Exercise:
Without the pictures, print each of the records below exactly as it appears.

(Saved data entries)
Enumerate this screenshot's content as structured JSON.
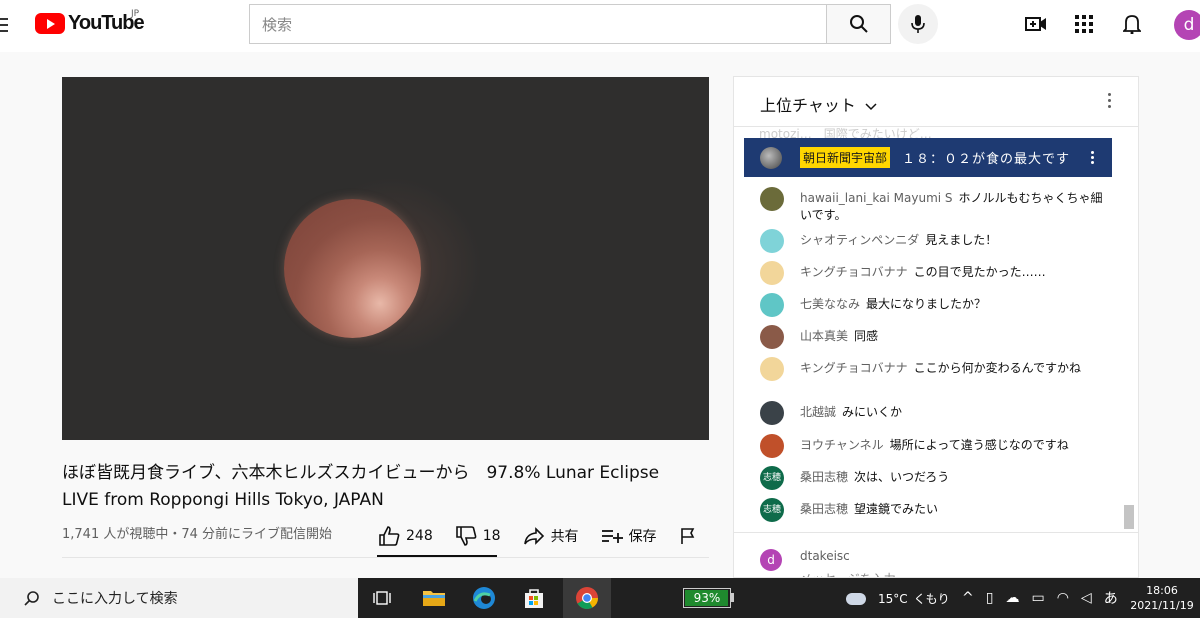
{
  "header": {
    "logo_text": "YouTube",
    "region": "JP",
    "search_placeholder": "検索",
    "avatar_letter": "d"
  },
  "video": {
    "title_line1": "ほぼ皆既月食ライブ、六本木ヒルズスカイビューから　97.8% Lunar Eclipse",
    "title_line2": "LIVE from Roppongi Hills Tokyo, JAPAN",
    "meta": "1,741 人が視聴中・74 分前にライブ配信開始",
    "likes": "248",
    "dislikes": "18",
    "share_label": "共有",
    "save_label": "保存"
  },
  "chat": {
    "title": "上位チャット",
    "ghost_text": "motozi…　国際でみたいけど…　",
    "pinned": {
      "badge": "朝日新聞宇宙部",
      "message": "１８：０２が食の最大です"
    },
    "messages": [
      {
        "name": "hawaii_lani_kai Mayumi S",
        "text": "ホノルルもむちゃくちゃ細いです。",
        "avatar_color": "#6b6b3a",
        "avatar_text": ""
      },
      {
        "name": "シャオティンペンニダ",
        "text": "見えました！",
        "avatar_color": "#7fd3d8",
        "avatar_text": ""
      },
      {
        "name": "キングチョコバナナ",
        "text": "この目で見たかった……",
        "avatar_color": "#f2d69a",
        "avatar_text": ""
      },
      {
        "name": "七美ななみ",
        "text": "最大になりましたか？",
        "avatar_color": "#5fc6c6",
        "avatar_text": ""
      },
      {
        "name": "山本真美",
        "text": "同感",
        "avatar_color": "#8a5a48",
        "avatar_text": ""
      },
      {
        "name": "キングチョコバナナ",
        "text": "ここから何か変わるんですかね",
        "avatar_color": "#f2d69a",
        "avatar_text": ""
      },
      {
        "name": "北越誠",
        "text": "みにいくか",
        "avatar_color": "#3a4248",
        "avatar_text": ""
      },
      {
        "name": "ヨウチャンネル",
        "text": "場所によって違う感じなのですね",
        "avatar_color": "#c0502a",
        "avatar_text": ""
      },
      {
        "name": "桑田志穂",
        "text": "次は、いつだろう",
        "avatar_color": "#0e6b4a",
        "avatar_text": "志穂"
      },
      {
        "name": "桑田志穂",
        "text": "望遠鏡でみたい",
        "avatar_color": "#0e6b4a",
        "avatar_text": "志穂"
      }
    ],
    "input_user": "dtakeisc",
    "input_placeholder": "メッセージを入力..."
  },
  "taskbar": {
    "search_text": "ここに入力して検索",
    "battery": "93%",
    "battery_level": 0.93,
    "temperature": "15°C",
    "weather_text": "くもり",
    "ime": "あ",
    "time": "18:06",
    "date": "2021/11/19"
  },
  "colors": {
    "brand_red": "#ff0000",
    "pinned_bg": "#1e3a72",
    "badge_yellow": "#ffd600"
  }
}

Response:
Enumerate this screenshot's content as structured JSON.
{
  "header": {
    "logo_text": "YouTube",
    "region": "JP",
    "search_placeholder": "検索",
    "avatar_letter": "d"
  },
  "video": {
    "title_line1": "ほぼ皆既月食ライブ、六本木ヒルズスカイビューから　97.8% Lunar Eclipse",
    "title_line2": "LIVE from Roppongi Hills Tokyo, JAPAN",
    "meta": "1,741 人が視聴中・74 分前にライブ配信開始",
    "likes": "248",
    "dislikes": "18",
    "share_label": "共有",
    "save_label": "保存"
  },
  "chat": {
    "title": "上位チャット",
    "ghost_text": "motozi…　国際でみたいけど…　",
    "pinned": {
      "badge": "朝日新聞宇宙部",
      "message": "１８：０２が食の最大です"
    },
    "messages": [
      {
        "name": "hawaii_lani_kai Mayumi S",
        "text": "ホノルルもむちゃくちゃ細いです。",
        "avatar_color": "#6b6b3a",
        "avatar_text": ""
      },
      {
        "name": "シャオティンペンニダ",
        "text": "見えました！",
        "avatar_color": "#7fd3d8",
        "avatar_text": ""
      },
      {
        "name": "キングチョコバナナ",
        "text": "この目で見たかった……",
        "avatar_color": "#f2d69a",
        "avatar_text": ""
      },
      {
        "name": "七美ななみ",
        "text": "最大になりましたか？",
        "avatar_color": "#5fc6c6",
        "avatar_text": ""
      },
      {
        "name": "山本真美",
        "text": "同感",
        "avatar_color": "#8a5a48",
        "avatar_text": ""
      },
      {
        "name": "キングチョコバナナ",
        "text": "ここから何か変わるんですかね",
        "avatar_color": "#f2d69a",
        "avatar_text": ""
      },
      {
        "name": "北越誠",
        "text": "みにいくか",
        "avatar_color": "#3a4248",
        "avatar_text": ""
      },
      {
        "name": "ヨウチャンネル",
        "text": "場所によって違う感じなのですね",
        "avatar_color": "#c0502a",
        "avatar_text": ""
      },
      {
        "name": "桑田志穂",
        "text": "次は、いつだろう",
        "avatar_color": "#0e6b4a",
        "avatar_text": "志穂"
      },
      {
        "name": "桑田志穂",
        "text": "望遠鏡でみたい",
        "avatar_color": "#0e6b4a",
        "avatar_text": "志穂"
      }
    ],
    "input_user": "dtakeisc",
    "input_placeholder": "メッセージを入力..."
  },
  "taskbar": {
    "search_text": "ここに入力して検索",
    "battery": "93%",
    "battery_level": 0.93,
    "temperature": "15°C",
    "weather_text": "くもり",
    "ime": "あ",
    "time": "18:06",
    "date": "2021/11/19"
  },
  "colors": {
    "brand_red": "#ff0000",
    "pinned_bg": "#1e3a72",
    "badge_yellow": "#ffd600"
  }
}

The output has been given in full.